* BEGIN *
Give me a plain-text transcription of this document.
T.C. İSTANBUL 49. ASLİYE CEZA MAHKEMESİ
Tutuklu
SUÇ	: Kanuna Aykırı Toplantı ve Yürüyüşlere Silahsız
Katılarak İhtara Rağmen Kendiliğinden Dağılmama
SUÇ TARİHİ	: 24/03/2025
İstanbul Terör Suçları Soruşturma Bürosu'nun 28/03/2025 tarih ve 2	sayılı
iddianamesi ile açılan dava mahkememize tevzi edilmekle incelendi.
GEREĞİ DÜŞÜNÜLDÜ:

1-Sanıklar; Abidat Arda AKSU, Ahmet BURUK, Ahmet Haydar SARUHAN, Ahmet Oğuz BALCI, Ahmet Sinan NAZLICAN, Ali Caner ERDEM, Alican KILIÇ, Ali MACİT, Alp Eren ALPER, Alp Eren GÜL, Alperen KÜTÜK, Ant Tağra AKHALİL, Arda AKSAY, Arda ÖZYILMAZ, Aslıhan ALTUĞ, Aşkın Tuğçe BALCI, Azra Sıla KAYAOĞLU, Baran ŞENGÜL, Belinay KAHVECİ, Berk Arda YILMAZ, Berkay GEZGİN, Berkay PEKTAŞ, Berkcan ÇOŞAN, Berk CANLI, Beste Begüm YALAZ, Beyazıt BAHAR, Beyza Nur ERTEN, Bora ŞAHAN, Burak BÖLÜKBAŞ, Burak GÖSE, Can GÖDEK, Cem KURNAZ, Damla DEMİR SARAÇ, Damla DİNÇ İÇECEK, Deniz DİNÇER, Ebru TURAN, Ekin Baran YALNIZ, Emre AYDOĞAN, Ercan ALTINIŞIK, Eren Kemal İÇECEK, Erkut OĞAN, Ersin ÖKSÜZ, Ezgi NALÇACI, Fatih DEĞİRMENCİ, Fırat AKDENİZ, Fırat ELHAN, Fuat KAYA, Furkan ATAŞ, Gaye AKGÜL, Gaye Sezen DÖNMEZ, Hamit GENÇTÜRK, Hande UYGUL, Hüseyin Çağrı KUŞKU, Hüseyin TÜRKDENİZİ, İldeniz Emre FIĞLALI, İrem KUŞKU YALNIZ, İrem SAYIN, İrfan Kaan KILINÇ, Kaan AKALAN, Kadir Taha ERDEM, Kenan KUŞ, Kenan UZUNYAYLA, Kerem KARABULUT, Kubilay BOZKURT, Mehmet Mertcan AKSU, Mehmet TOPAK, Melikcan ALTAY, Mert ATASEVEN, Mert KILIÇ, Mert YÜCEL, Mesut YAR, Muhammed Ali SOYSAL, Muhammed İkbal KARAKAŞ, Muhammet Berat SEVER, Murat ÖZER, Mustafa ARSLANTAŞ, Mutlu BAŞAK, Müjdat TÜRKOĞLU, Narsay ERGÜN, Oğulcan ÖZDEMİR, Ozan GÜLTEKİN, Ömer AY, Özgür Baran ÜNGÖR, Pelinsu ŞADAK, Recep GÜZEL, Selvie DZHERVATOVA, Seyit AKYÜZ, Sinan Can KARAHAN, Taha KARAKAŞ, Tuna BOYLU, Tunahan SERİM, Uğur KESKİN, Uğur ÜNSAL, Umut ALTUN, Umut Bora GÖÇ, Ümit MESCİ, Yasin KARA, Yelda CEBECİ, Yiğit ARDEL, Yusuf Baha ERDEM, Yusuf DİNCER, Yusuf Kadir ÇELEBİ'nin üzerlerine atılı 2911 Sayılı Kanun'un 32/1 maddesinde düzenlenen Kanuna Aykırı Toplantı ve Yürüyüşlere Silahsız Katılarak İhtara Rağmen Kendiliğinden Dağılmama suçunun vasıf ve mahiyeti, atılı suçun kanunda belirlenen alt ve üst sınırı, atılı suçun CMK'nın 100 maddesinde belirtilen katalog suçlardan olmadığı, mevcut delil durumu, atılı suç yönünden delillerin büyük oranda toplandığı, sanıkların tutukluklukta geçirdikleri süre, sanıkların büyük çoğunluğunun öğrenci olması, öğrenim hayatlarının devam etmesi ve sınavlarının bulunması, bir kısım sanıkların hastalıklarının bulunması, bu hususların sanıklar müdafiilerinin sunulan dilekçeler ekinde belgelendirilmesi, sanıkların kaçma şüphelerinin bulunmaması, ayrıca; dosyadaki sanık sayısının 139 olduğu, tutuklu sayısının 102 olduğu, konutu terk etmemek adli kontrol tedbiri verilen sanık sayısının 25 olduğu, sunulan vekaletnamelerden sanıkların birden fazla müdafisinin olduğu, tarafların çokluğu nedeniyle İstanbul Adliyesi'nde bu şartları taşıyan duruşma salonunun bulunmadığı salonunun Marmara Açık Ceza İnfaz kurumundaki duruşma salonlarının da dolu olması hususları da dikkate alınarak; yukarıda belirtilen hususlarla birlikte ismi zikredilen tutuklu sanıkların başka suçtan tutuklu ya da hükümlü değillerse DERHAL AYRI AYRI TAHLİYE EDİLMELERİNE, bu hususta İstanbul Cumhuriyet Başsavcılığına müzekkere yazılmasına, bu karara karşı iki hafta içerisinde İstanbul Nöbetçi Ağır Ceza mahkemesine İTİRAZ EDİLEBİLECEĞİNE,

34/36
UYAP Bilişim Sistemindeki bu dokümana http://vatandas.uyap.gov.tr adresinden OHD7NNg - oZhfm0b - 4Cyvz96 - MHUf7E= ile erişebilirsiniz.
* END *
- [WORK TO DO]:
Output every record above exactly as it appears.

- [RESULT]:
Give me a plain-text transcription of this document.
T.C. İSTANBUL 49. ASLİYE CEZA MAHKEMESİ
Tutuklu
SUÇ	: Kanuna Aykırı Toplantı ve Yürüyüşlere Silahsız
Katılarak İhtara Rağmen Kendiliğinden Dağılmama
SUÇ TARİHİ	: 24/03/2025
İstanbul Terör Suçları Soruşturma Bürosu'nun 28/03/2025 tarih ve 2	sayılı
iddianamesi ile açılan dava mahkememize tevzi edilmekle incelendi.
GEREĞİ DÜŞÜNÜLDÜ:

1-Sanıklar; Abidat Arda AKSU, Ahmet BURUK, Ahmet Haydar SARUHAN, Ahmet Oğuz BALCI, Ahmet Sinan NAZLICAN, Ali Caner ERDEM, Alican KILIÇ, Ali MACİT, Alp Eren ALPER, Alp Eren GÜL, Alperen KÜTÜK, Ant Tağra AKHALİL, Arda AKSAY, Arda ÖZYILMAZ, Aslıhan ALTUĞ, Aşkın Tuğçe BALCI, Azra Sıla KAYAOĞLU, Baran ŞENGÜL, Belinay KAHVECİ, Berk Arda YILMAZ, Berkay GEZGİN, Berkay PEKTAŞ, Berkcan ÇOŞAN, Berk CANLI, Beste Begüm YALAZ, Beyazıt BAHAR, Beyza Nur ERTEN, Bora ŞAHAN, Burak BÖLÜKBAŞ, Burak GÖSE, Can GÖDEK, Cem KURNAZ, Damla DEMİR SARAÇ, Damla DİNÇ İÇECEK, Deniz DİNÇER, Ebru TURAN, Ekin Baran YALNIZ, Emre AYDOĞAN, Ercan ALTINIŞIK, Eren Kemal İÇECEK, Erkut OĞAN, Ersin ÖKSÜZ, Ezgi NALÇACI, Fatih DEĞİRMENCİ, Fırat AKDENİZ, Fırat ELHAN, Fuat KAYA, Furkan ATAŞ, Gaye AKGÜL, Gaye Sezen DÖNMEZ, Hamit GENÇTÜRK, Hande UYGUL, Hüseyin Çağrı KUŞKU, Hüseyin TÜRKDENİZİ, İldeniz Emre FIĞLALI, İrem KUŞKU YALNIZ, İrem SAYIN, İrfan Kaan KILINÇ, Kaan AKALAN, Kadir Taha ERDEM, Kenan KUŞ, Kenan UZUNYAYLA, Kerem KARABULUT, Kubilay BOZKURT, Mehmet Mertcan AKSU, Mehmet TOPAK, Melikcan ALTAY, Mert ATASEVEN, Mert KILIÇ, Mert YÜCEL, Mesut YAR, Muhammed Ali SOYSAL, Muhammed İkbal KARAKAŞ, Muhammet Berat SEVER, Murat ÖZER, Mustafa ARSLANTAŞ, Mutlu BAŞAK, Müjdat TÜRKOĞLU, Narsay ERGÜN, Oğulcan ÖZDEMİR, Ozan GÜLTEKİN, Ömer AY, Özgür Baran ÜNGÖR, Pelinsu ŞADAK, Recep GÜZEL, Selvie DZHERVATOVA, Seyit AKYÜZ, Sinan Can KARAHAN, Taha KARAKAŞ, Tuna BOYLU, Tunahan SERİM, Uğur KESKİN, Uğur ÜNSAL, Umut ALTUN, Umut Bora GÖÇ, Ümit MESCİ, Yasin KARA, Yelda CEBECİ, Yiğit ARDEL, Yusuf Baha ERDEM, Yusuf DİNCER, Yusuf Kadir ÇELEBİ'nin üzerlerine atılı 2911 Sayılı Kanun'un 32/1 maddesinde düzenlenen Kanuna Aykırı Toplantı ve Yürüyüşlere Silahsız Katılarak İhtara Rağmen Kendiliğinden Dağılmama suçunun vasıf ve mahiyeti, atılı suçun kanunda belirlenen alt ve üst sınırı, atılı suçun CMK'nın 100 maddesinde belirtilen katalog suçlardan olmadığı, mevcut delil durumu, atılı suç yönünden delillerin büyük oranda toplandığı, sanıkların tutukluklukta geçirdikleri süre, sanıkların büyük çoğunluğunun öğrenci olması, öğrenim hayatlarının devam etmesi ve sınavlarının bulunması, bir kısım sanıkların hastalıklarının bulunması, bu hususların sanıklar müdafiilerinin sunulan dilekçeler ekinde belgelendirilmesi, sanıkların kaçma şüphelerinin bulunmaması, ayrıca; dosyadaki sanık sayısının 139 olduğu, tutuklu sayısının 102 olduğu, konutu terk etmemek adli kontrol tedbiri verilen sanık sayısının 25 olduğu, sunulan vekaletnamelerden sanıkların birden fazla müdafisinin olduğu, tarafların çokluğu nedeniyle İstanbul Adliyesi'nde bu şartları taşıyan duruşma salonunun bulunmadığı salonunun Marmara Açık Ceza İnfaz kurumundaki duruşma salonlarının da dolu olması hususları da dikkate alınarak; yukarıda belirtilen hususlarla birlikte ismi zikredilen tutuklu sanıkların başka suçtan tutuklu ya da hükümlü değillerse DERHAL AYRI AYRI TAHLİYE EDİLMELERİNE, bu hususta İstanbul Cumhuriyet Başsavcılığına müzekkere yazılmasına, bu karara karşı iki hafta içerisinde İstanbul Nöbetçi Ağır Ceza mahkemesine İTİRAZ EDİLEBİLECEĞİNE,

34/36
UYAP Bilişim Sistemindeki bu dokümana http://vatandas.uyap.gov.tr adresinden OHD7NNg - oZhfm0b - 4Cyvz96 - MHUf7E= ile erişebilirsiniz.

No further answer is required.